练习说明: 请把下方清单中从含有“callout labels: калорифер”的那一行起、到含有“ventilation unit and”的那一行止（两端均包括在内）的各行整理成编号列表，空行不计。

现有清单:
····················

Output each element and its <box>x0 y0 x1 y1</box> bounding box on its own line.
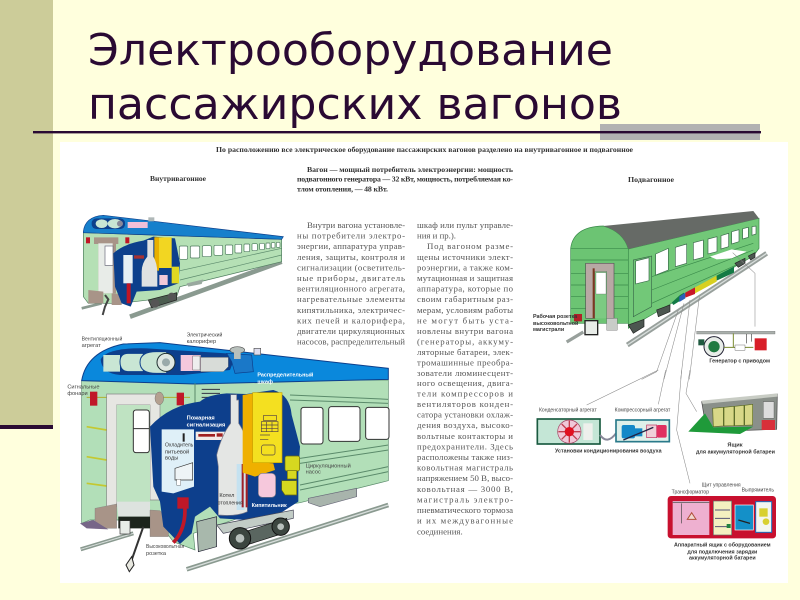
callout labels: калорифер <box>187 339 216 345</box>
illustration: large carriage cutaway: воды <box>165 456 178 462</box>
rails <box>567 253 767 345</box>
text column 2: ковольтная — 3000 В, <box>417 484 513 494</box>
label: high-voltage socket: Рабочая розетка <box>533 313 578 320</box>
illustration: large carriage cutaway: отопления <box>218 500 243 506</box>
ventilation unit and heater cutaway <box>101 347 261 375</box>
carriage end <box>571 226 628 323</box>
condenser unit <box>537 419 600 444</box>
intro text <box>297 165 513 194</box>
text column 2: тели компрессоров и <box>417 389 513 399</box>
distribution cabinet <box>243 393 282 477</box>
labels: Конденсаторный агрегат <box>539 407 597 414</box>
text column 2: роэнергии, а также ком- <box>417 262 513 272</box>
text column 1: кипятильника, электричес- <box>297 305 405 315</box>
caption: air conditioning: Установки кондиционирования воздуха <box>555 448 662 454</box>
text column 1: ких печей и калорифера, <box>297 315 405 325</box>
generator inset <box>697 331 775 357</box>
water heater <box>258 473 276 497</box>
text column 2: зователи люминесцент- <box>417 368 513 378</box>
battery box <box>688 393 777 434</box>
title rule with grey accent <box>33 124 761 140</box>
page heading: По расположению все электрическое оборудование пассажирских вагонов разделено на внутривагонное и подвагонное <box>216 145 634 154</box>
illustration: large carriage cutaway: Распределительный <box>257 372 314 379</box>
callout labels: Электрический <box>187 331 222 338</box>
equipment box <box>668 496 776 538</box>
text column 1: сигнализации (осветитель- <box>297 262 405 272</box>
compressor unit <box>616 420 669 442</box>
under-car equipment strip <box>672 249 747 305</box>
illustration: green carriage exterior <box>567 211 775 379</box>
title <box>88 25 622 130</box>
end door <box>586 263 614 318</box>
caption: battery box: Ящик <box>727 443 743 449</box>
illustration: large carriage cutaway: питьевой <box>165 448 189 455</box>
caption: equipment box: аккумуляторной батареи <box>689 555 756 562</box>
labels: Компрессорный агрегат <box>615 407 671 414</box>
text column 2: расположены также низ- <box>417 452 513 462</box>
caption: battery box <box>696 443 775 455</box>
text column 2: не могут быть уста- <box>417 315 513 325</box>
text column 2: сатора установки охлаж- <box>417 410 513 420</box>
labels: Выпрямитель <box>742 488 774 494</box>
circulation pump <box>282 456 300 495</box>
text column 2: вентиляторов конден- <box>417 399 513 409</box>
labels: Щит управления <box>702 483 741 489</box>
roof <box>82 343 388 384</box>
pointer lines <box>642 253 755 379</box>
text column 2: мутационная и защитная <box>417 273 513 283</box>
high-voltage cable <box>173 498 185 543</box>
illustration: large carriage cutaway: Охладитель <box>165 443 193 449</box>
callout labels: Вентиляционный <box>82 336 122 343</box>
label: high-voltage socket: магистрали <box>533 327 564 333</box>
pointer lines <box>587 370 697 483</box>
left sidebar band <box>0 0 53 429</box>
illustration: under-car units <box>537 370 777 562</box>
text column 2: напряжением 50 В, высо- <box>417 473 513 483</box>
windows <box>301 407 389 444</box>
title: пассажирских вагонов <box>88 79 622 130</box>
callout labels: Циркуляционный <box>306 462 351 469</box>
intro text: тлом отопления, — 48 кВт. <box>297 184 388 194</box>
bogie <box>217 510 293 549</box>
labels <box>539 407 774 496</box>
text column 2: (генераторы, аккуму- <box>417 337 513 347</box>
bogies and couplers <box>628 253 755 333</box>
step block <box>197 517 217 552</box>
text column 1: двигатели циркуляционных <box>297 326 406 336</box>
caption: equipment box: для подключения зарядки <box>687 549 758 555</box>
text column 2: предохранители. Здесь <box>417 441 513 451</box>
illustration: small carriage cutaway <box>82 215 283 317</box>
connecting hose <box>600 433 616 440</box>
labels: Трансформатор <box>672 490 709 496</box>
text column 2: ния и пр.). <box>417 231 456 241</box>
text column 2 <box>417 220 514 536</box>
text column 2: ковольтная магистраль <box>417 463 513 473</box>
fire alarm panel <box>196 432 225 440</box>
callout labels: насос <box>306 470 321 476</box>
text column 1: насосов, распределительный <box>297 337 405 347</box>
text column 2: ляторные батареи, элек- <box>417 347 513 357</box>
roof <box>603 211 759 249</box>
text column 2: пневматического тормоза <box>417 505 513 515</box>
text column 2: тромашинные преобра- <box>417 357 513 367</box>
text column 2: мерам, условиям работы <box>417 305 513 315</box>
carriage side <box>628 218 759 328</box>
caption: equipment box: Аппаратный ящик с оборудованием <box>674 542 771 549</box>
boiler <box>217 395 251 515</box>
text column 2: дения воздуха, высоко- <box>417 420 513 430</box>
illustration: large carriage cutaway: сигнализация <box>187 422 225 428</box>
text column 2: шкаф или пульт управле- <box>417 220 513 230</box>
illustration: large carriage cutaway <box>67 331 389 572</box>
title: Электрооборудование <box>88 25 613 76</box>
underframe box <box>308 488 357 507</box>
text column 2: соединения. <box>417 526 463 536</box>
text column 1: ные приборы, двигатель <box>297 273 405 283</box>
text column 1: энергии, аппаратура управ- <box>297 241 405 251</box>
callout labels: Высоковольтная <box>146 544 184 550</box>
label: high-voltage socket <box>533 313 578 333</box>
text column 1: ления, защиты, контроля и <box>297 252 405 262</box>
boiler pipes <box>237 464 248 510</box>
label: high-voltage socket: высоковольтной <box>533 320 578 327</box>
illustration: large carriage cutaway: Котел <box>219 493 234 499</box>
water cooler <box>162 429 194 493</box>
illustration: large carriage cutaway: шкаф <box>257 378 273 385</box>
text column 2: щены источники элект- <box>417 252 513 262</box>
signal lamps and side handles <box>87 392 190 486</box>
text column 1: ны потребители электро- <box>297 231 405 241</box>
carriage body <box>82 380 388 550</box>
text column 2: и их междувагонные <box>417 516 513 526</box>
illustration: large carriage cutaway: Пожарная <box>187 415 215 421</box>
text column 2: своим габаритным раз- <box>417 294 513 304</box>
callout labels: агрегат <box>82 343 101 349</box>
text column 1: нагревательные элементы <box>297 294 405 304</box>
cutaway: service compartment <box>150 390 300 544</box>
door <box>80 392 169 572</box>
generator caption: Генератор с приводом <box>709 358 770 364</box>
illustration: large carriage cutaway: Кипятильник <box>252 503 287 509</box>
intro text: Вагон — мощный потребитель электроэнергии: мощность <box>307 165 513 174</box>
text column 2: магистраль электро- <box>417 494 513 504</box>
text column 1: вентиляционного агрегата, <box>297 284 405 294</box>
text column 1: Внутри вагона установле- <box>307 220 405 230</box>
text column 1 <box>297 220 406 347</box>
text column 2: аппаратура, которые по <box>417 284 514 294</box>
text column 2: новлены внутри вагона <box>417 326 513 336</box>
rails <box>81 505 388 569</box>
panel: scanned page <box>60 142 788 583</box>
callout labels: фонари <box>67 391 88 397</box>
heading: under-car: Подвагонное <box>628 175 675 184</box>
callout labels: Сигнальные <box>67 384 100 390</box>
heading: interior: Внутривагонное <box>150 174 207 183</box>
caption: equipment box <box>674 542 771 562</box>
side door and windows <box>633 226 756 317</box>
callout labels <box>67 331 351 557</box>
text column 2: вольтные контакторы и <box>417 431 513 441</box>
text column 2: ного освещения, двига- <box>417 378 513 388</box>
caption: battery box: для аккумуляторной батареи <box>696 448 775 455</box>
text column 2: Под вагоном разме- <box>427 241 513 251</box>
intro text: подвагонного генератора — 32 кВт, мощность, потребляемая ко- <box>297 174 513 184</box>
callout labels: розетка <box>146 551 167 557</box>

····················

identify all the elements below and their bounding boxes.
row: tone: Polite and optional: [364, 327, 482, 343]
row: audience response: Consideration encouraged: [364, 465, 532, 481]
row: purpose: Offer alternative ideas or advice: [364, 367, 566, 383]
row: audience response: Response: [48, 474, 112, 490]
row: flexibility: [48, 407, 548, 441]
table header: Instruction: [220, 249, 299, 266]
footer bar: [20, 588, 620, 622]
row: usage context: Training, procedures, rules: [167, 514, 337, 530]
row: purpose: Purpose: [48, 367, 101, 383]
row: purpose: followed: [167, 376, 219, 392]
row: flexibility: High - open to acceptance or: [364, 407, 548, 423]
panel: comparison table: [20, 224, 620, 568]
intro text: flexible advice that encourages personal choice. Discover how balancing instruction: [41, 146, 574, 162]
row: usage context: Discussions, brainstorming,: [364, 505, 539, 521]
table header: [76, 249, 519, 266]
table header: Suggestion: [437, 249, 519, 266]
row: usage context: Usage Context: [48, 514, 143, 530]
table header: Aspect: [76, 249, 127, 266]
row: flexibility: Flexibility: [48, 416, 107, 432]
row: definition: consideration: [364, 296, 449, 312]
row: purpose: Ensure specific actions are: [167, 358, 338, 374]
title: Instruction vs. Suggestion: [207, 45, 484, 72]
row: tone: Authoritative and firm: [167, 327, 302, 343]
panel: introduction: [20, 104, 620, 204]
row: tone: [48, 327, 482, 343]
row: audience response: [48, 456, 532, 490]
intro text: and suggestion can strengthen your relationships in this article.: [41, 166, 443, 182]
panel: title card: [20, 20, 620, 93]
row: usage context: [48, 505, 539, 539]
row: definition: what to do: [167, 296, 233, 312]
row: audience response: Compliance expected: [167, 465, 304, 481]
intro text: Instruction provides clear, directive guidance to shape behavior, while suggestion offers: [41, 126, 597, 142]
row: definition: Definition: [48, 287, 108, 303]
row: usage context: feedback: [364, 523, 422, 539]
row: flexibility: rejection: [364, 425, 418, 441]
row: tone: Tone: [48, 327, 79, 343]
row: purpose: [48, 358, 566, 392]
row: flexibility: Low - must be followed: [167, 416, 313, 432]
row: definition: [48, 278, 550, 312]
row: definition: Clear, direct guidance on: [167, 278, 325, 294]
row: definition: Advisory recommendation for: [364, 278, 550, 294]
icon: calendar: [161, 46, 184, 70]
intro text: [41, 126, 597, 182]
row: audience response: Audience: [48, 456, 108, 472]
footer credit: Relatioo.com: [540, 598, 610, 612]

····················

书面作答:
1. callout labels: калорифер <box>187 339 216 345</box>
2. illustration: large carriage cutaway: воды <box>165 456 178 462</box>
3. rails <box>567 253 767 345</box>
4. text column 2: ковольтная — 3000 В, <box>417 484 513 494</box>
5. label: high-voltage socket: Рабочая розетка <box>533 313 578 320</box>
6. illustration: large carriage cutaway: отопления <box>218 500 243 506</box>
7. ventilation unit and heater cutaway <box>101 347 261 375</box>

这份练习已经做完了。